[A block of data]
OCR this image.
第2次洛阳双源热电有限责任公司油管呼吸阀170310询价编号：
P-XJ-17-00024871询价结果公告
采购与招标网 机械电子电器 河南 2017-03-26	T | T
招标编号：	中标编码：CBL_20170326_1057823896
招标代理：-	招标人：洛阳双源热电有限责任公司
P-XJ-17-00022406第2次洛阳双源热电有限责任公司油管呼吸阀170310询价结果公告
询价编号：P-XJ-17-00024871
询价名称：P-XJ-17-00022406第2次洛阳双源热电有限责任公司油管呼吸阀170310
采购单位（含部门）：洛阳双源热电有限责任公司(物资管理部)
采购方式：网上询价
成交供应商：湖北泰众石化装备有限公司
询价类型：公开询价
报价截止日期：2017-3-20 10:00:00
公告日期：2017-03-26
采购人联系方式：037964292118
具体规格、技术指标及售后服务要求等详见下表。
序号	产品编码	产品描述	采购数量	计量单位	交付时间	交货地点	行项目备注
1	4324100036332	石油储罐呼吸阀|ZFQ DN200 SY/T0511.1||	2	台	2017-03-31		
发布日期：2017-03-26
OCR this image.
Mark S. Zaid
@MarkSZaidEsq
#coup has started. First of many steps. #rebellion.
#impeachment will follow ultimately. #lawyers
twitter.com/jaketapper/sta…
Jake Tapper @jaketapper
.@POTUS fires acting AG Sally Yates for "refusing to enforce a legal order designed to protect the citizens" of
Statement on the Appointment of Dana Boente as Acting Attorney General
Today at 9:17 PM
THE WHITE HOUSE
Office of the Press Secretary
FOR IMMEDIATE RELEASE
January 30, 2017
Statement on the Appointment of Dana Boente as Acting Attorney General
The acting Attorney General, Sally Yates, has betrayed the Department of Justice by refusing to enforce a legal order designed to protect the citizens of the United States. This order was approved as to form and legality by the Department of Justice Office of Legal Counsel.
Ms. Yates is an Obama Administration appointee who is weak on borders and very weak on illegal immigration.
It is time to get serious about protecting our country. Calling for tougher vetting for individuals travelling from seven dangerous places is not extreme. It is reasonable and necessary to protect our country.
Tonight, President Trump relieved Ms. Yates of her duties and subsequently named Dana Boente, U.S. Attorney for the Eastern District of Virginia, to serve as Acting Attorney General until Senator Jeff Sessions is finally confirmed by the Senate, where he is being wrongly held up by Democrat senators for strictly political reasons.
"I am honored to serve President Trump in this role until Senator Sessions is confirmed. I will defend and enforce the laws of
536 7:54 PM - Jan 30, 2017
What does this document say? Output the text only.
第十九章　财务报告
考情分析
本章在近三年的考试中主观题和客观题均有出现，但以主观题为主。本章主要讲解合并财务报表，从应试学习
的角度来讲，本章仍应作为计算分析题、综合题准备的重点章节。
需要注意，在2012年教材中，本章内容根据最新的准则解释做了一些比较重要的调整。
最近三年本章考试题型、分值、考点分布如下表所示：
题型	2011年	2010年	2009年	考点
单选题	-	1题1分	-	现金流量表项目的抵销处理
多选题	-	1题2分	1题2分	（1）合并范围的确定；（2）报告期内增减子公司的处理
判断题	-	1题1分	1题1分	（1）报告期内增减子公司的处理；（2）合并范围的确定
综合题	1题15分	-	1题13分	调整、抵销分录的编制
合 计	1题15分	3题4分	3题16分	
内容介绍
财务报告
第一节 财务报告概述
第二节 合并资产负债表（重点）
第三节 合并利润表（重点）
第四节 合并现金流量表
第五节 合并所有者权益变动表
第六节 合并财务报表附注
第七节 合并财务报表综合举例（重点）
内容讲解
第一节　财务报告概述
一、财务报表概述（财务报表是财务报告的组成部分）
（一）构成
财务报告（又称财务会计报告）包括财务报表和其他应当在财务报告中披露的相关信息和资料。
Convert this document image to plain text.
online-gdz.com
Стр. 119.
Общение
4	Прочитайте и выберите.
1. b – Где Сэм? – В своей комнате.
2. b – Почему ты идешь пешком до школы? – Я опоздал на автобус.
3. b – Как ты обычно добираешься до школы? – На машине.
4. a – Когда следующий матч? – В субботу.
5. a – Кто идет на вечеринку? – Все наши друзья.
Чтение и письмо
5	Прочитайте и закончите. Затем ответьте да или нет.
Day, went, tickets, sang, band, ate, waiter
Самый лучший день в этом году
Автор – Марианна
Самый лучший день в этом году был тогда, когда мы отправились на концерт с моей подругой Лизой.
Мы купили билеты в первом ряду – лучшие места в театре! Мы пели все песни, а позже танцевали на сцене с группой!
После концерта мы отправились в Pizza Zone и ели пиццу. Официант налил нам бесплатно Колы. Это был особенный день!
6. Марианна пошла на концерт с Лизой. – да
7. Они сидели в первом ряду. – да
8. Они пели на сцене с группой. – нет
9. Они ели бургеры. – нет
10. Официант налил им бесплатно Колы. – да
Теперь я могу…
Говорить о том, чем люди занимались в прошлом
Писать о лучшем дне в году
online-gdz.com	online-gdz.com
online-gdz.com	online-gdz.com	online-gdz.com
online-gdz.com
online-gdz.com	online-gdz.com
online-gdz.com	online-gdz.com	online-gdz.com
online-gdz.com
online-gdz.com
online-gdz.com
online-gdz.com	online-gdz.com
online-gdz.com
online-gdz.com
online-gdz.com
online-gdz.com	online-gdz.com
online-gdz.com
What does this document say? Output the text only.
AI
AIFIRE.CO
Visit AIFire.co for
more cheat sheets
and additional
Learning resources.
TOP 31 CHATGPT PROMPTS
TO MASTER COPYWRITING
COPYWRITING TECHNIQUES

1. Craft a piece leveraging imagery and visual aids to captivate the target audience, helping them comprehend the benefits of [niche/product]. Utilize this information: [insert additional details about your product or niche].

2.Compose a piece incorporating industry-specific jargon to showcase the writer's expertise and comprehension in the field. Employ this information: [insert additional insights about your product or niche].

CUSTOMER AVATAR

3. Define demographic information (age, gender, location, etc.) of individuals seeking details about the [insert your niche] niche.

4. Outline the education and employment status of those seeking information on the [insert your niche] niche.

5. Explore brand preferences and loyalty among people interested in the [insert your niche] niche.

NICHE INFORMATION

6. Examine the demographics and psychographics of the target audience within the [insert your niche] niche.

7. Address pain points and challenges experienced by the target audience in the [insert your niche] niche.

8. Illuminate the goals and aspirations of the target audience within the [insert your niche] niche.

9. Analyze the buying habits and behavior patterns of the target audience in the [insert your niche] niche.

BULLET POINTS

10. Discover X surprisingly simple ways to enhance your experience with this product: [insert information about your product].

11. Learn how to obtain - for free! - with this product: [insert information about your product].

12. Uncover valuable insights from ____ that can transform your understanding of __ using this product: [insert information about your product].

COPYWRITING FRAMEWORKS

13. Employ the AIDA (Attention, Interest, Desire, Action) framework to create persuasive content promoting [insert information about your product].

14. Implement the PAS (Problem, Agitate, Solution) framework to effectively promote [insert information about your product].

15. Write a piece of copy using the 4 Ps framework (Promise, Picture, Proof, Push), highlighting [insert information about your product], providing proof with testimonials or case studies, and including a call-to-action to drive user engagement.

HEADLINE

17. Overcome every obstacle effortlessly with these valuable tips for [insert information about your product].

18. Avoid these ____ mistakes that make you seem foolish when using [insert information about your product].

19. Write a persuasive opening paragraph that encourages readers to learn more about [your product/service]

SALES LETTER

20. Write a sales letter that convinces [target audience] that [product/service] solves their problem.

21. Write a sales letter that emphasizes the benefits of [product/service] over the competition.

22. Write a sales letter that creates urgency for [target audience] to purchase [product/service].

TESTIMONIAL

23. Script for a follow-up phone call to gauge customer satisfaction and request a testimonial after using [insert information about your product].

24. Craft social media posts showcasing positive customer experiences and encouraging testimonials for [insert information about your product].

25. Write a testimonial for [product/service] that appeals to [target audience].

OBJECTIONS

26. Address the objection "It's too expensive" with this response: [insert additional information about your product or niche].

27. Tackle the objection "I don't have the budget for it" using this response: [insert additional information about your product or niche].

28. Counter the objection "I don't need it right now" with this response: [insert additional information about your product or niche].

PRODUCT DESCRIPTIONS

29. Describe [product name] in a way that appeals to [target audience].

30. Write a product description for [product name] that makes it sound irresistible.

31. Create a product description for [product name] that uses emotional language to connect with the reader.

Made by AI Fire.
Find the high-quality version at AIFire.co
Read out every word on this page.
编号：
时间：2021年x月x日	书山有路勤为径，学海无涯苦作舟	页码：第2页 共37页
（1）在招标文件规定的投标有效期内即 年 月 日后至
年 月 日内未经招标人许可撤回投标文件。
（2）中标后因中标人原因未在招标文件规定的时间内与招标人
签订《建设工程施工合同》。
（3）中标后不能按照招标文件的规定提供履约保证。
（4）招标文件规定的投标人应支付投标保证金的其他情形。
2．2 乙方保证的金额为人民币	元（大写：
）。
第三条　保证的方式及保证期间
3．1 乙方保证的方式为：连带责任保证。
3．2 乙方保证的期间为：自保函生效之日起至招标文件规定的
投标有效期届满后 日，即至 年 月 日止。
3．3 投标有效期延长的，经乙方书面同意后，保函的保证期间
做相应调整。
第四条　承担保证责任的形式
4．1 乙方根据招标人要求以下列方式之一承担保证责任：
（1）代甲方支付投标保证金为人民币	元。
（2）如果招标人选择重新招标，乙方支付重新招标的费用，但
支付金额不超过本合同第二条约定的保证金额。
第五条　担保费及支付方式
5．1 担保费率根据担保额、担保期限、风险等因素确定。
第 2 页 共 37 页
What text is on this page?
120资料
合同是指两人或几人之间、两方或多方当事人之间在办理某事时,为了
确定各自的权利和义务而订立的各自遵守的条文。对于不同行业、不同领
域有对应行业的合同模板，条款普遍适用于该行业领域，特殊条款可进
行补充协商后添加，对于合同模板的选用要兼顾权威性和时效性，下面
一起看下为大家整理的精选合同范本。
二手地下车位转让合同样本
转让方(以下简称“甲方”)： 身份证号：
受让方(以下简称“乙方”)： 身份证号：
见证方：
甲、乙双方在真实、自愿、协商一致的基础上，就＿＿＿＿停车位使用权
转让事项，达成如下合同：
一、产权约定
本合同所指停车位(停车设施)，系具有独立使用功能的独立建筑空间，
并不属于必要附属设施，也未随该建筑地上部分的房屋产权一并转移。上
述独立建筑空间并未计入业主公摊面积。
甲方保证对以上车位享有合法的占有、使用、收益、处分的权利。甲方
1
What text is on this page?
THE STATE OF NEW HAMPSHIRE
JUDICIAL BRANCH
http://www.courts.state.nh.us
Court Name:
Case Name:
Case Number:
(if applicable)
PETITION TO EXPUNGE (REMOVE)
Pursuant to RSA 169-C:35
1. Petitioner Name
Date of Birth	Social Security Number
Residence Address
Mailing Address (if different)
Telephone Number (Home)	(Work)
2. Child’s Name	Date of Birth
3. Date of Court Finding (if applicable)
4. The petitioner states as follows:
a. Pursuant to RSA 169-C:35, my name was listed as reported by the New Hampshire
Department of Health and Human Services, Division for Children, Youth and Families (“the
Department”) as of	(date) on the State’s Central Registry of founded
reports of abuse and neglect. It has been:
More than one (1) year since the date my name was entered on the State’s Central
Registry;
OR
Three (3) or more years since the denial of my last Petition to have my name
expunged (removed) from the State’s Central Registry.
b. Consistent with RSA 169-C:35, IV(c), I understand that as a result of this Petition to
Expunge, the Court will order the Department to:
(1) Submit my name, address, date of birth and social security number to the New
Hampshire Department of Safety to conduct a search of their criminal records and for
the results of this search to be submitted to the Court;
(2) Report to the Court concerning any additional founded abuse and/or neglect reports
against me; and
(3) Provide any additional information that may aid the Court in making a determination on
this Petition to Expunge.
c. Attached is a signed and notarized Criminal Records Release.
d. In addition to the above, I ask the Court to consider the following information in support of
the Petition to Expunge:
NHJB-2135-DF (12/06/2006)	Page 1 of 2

__Given problem__:
Find each line with the string "within" and copy it out.

__Exercise output__:
6. Examine the demographics and psychographics of the target audience within the [insert your niche] niche.
8. Illuminate the goals and aspirations of the target audience within the [insert your niche] niche.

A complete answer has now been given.